Items from a figure collection:
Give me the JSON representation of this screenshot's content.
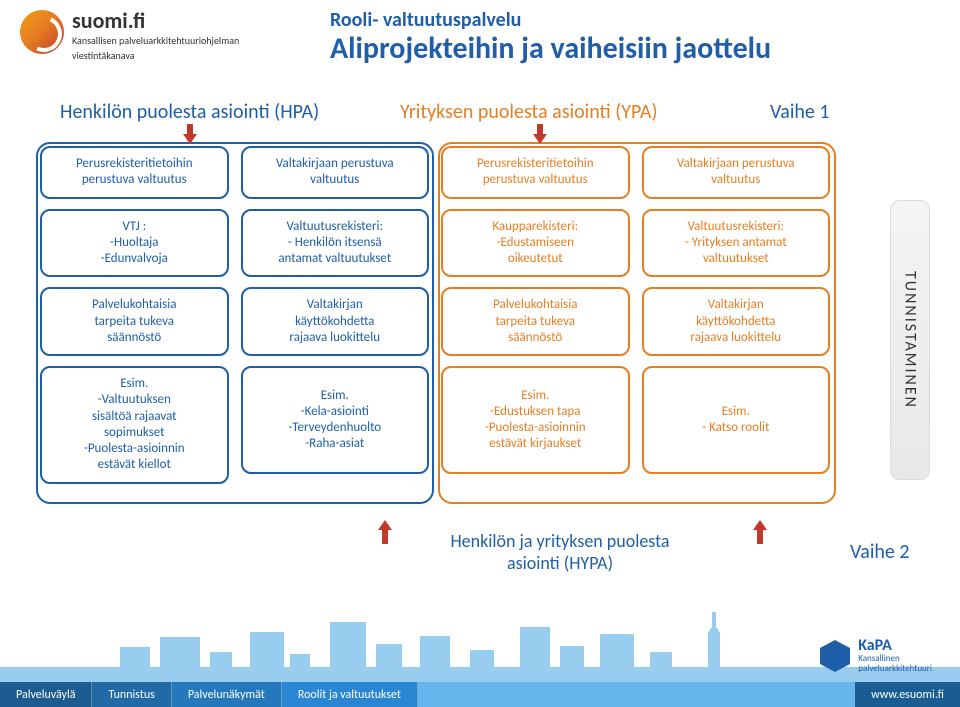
{
  "colors": {
    "blue": "#1f5ea8",
    "orange": "#e67e22",
    "red": "#c0392b",
    "footer_segments": [
      "#1d5c90",
      "#216aa6",
      "#2678bc",
      "#2a86d2",
      "#2f94e8"
    ],
    "footer_fill": "#66b6ed",
    "city_silhouette": "#8fc8ef"
  },
  "brand": {
    "name": "suomi.fi",
    "subtitle_l1": "Kansallisen palveluarkkitehtuuriohjelman",
    "subtitle_l2": "viestintäkanava"
  },
  "titles": {
    "super": "Rooli- valtuutuspalvelu",
    "main": "Aliprojekteihin ja vaiheisiin jaottelu"
  },
  "sections": {
    "left": "Henkilön puolesta asiointi (HPA)",
    "mid": "Yrityksen puolesta asiointi (YPA)",
    "phase1": "Vaihe 1"
  },
  "columns": [
    {
      "color": "blue",
      "header": "Perusrekisteritietoihin\nperustuva valtuutus",
      "cells": [
        "VTJ :\n-Huoltaja\n-Edunvalvoja",
        "Palvelukohtaisia\ntarpeita tukeva\nsäännöstö",
        "Esim.\n-Valtuutuksen\nsisältöä rajaavat\nsopimukset\n-Puolesta-asioinnin\nestävät kiellot"
      ]
    },
    {
      "color": "blue",
      "header": "Valtakirjaan perustuva\nvaltuutus",
      "cells": [
        "Valtuutusrekisteri:\n- Henkilön itsensä\nantamat valtuutukset",
        "Valtakirjan\nkäyttökohdetta\nrajaava luokittelu",
        "Esim.\n-Kela-asiointi\n-Terveydenhuolto\n-Raha-asiat"
      ]
    },
    {
      "color": "orange",
      "header": "Perusrekisteritietoihin\nperustuva valtuutus",
      "cells": [
        "Kaupparekisteri:\n-Edustamiseen\noikeutetut",
        "Palvelukohtaisia\ntarpeita tukeva\nsäännöstö",
        "Esim.\n-Edustuksen tapa\n-Puolesta-asioinnin\nestävät kirjaukset"
      ]
    },
    {
      "color": "orange",
      "header": "Valtakirjaan perustuva\nvaltuutus",
      "cells": [
        "Valtuutusrekisteri:\n- Yrityksen antamat\nvaltuutukset",
        "Valtakirjan\nkäyttökohdetta\nrajaava luokittelu",
        "Esim.\n- Katso roolit"
      ]
    }
  ],
  "side_panel": "TUNNISTAMINEN",
  "bottom": {
    "hypa": "Henkilön ja yrityksen puolesta\nasiointi (HYPA)",
    "phase2": "Vaihe 2"
  },
  "footer": {
    "items": [
      "Palveluväylä",
      "Tunnistus",
      "Palvelunäkymät",
      "Roolit ja valtuutukset"
    ],
    "url": "www.esuomi.fi",
    "kapa_title": "KaPA",
    "kapa_sub": "Kansallinen\npalveluarkkitehtuuri"
  }
}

* Directions for this task *
Images must not appear in the copy; reproduce everything else in the records verbatim.

* Reply to the task *
Give me the JSON representation of this screenshot's content.
{
  "colors": {
    "blue": "#1f5ea8",
    "orange": "#e67e22",
    "red": "#c0392b",
    "footer_segments": [
      "#1d5c90",
      "#216aa6",
      "#2678bc",
      "#2a86d2",
      "#2f94e8"
    ],
    "footer_fill": "#66b6ed",
    "city_silhouette": "#8fc8ef"
  },
  "brand": {
    "name": "suomi.fi",
    "subtitle_l1": "Kansallisen palveluarkkitehtuuriohjelman",
    "subtitle_l2": "viestintäkanava"
  },
  "titles": {
    "super": "Rooli- valtuutuspalvelu",
    "main": "Aliprojekteihin ja vaiheisiin jaottelu"
  },
  "sections": {
    "left": "Henkilön puolesta asiointi (HPA)",
    "mid": "Yrityksen puolesta asiointi (YPA)",
    "phase1": "Vaihe 1"
  },
  "columns": [
    {
      "color": "blue",
      "header": "Perusrekisteritietoihin\nperustuva valtuutus",
      "cells": [
        "VTJ :\n-Huoltaja\n-Edunvalvoja",
        "Palvelukohtaisia\ntarpeita tukeva\nsäännöstö",
        "Esim.\n-Valtuutuksen\nsisältöä rajaavat\nsopimukset\n-Puolesta-asioinnin\nestävät kiellot"
      ]
    },
    {
      "color": "blue",
      "header": "Valtakirjaan perustuva\nvaltuutus",
      "cells": [
        "Valtuutusrekisteri:\n- Henkilön itsensä\nantamat valtuutukset",
        "Valtakirjan\nkäyttökohdetta\nrajaava luokittelu",
        "Esim.\n-Kela-asiointi\n-Terveydenhuolto\n-Raha-asiat"
      ]
    },
    {
      "color": "orange",
      "header": "Perusrekisteritietoihin\nperustuva valtuutus",
      "cells": [
        "Kaupparekisteri:\n-Edustamiseen\noikeutetut",
        "Palvelukohtaisia\ntarpeita tukeva\nsäännöstö",
        "Esim.\n-Edustuksen tapa\n-Puolesta-asioinnin\nestävät kirjaukset"
      ]
    },
    {
      "color": "orange",
      "header": "Valtakirjaan perustuva\nvaltuutus",
      "cells": [
        "Valtuutusrekisteri:\n- Yrityksen antamat\nvaltuutukset",
        "Valtakirjan\nkäyttökohdetta\nrajaava luokittelu",
        "Esim.\n- Katso roolit"
      ]
    }
  ],
  "side_panel": "TUNNISTAMINEN",
  "bottom": {
    "hypa": "Henkilön ja yrityksen puolesta\nasiointi (HYPA)",
    "phase2": "Vaihe 2"
  },
  "footer": {
    "items": [
      "Palveluväylä",
      "Tunnistus",
      "Palvelunäkymät",
      "Roolit ja valtuutukset"
    ],
    "url": "www.esuomi.fi",
    "kapa_title": "KaPA",
    "kapa_sub": "Kansallinen\npalveluarkkitehtuuri"
  }
}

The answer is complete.